> **Problem to solve**: Only the number is wanted: how many lines in the data contain "Habay"?

------------------------

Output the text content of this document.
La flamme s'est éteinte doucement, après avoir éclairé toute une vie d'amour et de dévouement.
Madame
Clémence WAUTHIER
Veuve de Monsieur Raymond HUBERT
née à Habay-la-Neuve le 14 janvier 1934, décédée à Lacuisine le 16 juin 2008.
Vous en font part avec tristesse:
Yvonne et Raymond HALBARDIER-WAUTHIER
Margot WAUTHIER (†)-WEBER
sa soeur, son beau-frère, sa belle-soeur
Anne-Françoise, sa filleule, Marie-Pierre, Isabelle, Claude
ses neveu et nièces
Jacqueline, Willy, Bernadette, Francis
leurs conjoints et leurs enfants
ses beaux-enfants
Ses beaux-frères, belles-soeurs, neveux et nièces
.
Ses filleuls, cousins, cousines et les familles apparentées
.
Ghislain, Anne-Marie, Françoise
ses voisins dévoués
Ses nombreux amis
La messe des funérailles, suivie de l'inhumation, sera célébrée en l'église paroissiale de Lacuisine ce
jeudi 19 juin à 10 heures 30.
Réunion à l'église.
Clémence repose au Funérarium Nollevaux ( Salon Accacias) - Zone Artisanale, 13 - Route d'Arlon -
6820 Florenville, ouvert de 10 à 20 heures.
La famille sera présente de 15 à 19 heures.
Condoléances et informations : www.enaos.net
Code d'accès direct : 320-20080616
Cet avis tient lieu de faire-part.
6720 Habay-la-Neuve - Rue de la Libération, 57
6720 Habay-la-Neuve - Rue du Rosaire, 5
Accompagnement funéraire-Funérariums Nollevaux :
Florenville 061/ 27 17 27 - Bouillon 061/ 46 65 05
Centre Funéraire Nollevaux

------------------------

> **Exercise output**: 3